- **Task description**:
Pull every line that holds the word "heat" from the entries.

- **Exercise inputs**:
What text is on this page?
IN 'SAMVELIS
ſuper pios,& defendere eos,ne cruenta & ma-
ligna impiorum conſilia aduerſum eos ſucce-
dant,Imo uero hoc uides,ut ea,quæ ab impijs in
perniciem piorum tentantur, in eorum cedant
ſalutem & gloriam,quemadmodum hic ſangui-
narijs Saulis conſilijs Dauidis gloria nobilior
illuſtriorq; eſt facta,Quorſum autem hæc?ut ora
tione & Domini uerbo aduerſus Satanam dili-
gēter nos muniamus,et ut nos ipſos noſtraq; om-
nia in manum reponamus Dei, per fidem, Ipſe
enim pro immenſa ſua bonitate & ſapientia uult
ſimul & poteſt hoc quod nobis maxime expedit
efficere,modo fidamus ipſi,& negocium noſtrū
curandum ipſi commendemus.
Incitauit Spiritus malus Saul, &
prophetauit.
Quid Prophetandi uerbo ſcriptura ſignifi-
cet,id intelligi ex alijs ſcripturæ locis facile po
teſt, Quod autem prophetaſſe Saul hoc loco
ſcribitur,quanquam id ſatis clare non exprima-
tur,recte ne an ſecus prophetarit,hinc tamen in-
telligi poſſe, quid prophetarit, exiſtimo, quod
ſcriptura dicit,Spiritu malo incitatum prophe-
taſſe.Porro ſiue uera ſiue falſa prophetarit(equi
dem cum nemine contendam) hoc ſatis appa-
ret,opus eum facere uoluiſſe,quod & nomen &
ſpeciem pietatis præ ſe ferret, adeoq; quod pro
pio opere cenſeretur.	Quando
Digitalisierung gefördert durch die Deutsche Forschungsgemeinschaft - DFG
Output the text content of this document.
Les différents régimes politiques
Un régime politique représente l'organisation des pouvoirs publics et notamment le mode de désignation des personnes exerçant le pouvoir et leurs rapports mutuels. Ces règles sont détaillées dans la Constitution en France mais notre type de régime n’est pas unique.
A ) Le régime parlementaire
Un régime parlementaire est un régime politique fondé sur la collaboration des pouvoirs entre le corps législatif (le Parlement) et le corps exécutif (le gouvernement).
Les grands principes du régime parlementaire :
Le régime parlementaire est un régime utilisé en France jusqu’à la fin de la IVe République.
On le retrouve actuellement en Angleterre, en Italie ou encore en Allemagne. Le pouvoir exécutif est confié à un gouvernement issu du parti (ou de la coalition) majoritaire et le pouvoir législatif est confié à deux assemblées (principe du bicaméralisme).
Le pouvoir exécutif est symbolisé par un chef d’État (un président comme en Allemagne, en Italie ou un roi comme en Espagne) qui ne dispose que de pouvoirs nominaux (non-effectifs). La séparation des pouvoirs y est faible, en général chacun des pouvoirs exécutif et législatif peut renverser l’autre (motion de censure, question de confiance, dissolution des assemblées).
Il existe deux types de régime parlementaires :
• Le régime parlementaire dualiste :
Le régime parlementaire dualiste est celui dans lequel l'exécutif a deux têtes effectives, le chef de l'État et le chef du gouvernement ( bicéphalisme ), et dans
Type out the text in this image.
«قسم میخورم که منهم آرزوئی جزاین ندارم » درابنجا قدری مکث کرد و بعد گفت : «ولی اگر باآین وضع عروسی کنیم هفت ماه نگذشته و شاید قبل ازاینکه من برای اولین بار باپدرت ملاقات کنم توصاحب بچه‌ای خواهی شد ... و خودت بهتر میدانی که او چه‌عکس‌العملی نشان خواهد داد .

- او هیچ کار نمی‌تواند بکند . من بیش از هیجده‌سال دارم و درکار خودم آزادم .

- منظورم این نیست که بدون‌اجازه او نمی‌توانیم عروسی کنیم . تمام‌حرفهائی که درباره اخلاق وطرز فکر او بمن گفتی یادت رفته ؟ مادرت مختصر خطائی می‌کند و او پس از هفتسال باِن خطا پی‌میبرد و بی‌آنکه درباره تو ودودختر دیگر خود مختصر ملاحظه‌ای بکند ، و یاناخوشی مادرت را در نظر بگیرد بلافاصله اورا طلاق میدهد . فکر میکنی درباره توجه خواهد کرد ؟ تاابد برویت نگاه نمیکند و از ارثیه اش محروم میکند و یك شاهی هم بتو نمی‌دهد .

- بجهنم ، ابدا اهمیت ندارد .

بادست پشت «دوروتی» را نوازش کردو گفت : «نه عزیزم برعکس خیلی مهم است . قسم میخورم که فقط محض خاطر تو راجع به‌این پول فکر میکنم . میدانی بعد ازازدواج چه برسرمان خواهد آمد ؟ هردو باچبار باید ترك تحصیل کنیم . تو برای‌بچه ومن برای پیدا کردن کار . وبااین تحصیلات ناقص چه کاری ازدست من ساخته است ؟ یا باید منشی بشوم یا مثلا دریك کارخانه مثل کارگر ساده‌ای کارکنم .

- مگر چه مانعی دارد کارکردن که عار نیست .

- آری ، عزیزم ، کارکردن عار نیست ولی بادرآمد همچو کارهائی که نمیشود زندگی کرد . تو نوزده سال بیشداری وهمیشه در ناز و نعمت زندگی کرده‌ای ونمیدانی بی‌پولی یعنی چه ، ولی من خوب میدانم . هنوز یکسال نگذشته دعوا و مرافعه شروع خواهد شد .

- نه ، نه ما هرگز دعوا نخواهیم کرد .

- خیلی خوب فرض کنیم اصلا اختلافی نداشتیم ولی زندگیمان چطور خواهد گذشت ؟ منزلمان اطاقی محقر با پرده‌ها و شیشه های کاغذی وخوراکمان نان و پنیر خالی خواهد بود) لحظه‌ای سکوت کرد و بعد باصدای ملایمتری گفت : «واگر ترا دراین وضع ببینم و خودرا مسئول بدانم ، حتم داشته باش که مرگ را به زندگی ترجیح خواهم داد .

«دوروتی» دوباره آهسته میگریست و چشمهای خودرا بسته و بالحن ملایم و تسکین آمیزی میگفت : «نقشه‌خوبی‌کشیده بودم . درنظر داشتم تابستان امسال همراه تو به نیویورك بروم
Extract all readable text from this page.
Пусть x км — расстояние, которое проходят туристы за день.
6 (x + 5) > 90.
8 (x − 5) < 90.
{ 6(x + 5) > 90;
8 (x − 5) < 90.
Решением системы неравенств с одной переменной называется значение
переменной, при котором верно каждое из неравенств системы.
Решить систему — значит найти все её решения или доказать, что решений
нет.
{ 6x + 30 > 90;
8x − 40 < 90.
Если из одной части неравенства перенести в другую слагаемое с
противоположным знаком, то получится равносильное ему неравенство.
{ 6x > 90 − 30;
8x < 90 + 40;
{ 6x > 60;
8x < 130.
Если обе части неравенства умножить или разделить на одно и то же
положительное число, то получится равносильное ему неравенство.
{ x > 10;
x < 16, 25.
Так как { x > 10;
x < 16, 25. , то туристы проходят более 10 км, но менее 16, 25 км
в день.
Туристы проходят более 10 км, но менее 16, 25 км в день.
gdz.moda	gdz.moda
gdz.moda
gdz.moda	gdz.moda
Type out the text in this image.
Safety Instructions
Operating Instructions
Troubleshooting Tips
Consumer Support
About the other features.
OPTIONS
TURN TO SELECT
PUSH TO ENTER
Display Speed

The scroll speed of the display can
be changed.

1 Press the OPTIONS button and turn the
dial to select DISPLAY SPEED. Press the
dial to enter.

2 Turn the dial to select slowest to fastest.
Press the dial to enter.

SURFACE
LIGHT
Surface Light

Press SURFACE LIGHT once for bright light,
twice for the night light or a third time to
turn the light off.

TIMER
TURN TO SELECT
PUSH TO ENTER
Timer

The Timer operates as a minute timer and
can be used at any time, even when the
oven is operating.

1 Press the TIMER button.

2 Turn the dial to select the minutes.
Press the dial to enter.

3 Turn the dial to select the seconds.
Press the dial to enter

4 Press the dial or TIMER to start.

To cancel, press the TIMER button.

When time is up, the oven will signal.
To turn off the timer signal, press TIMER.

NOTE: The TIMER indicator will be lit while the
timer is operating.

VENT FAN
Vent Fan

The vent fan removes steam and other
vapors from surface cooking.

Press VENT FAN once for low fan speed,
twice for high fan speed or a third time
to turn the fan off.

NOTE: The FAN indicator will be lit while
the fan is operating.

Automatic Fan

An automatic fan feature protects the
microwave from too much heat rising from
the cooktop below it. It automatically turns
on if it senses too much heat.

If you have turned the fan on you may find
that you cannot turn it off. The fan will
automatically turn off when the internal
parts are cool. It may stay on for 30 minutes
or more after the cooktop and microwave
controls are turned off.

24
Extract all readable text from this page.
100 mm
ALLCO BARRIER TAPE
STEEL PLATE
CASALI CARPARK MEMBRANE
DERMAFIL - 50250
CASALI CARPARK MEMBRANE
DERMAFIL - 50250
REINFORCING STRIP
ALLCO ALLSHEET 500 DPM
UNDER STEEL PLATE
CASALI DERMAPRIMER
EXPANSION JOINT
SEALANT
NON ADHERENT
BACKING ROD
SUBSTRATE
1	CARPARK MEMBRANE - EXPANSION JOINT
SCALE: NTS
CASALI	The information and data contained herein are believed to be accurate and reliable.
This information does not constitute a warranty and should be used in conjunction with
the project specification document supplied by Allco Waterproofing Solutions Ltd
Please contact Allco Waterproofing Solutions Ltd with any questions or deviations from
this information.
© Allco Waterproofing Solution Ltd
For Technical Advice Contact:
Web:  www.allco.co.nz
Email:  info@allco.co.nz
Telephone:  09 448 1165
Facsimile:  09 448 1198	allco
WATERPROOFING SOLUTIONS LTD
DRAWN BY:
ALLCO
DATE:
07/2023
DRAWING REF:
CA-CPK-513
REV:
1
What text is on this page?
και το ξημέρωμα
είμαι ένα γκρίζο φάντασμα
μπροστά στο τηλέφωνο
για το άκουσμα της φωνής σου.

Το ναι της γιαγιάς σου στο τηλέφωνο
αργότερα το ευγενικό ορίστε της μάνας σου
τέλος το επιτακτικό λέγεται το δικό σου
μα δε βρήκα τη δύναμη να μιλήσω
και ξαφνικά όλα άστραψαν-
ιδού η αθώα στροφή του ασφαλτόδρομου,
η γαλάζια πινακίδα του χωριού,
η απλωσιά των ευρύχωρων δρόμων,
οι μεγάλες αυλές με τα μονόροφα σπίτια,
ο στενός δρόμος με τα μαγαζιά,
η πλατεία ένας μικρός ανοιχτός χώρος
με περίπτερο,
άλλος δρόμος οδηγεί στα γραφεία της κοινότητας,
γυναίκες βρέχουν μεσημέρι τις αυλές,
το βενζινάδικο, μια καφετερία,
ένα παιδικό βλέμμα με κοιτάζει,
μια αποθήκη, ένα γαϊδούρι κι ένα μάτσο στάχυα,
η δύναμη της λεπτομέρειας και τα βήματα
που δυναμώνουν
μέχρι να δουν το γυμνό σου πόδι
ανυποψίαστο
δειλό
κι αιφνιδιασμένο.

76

- **The result**:
microwave from too much heat rising from
on if it senses too much heat.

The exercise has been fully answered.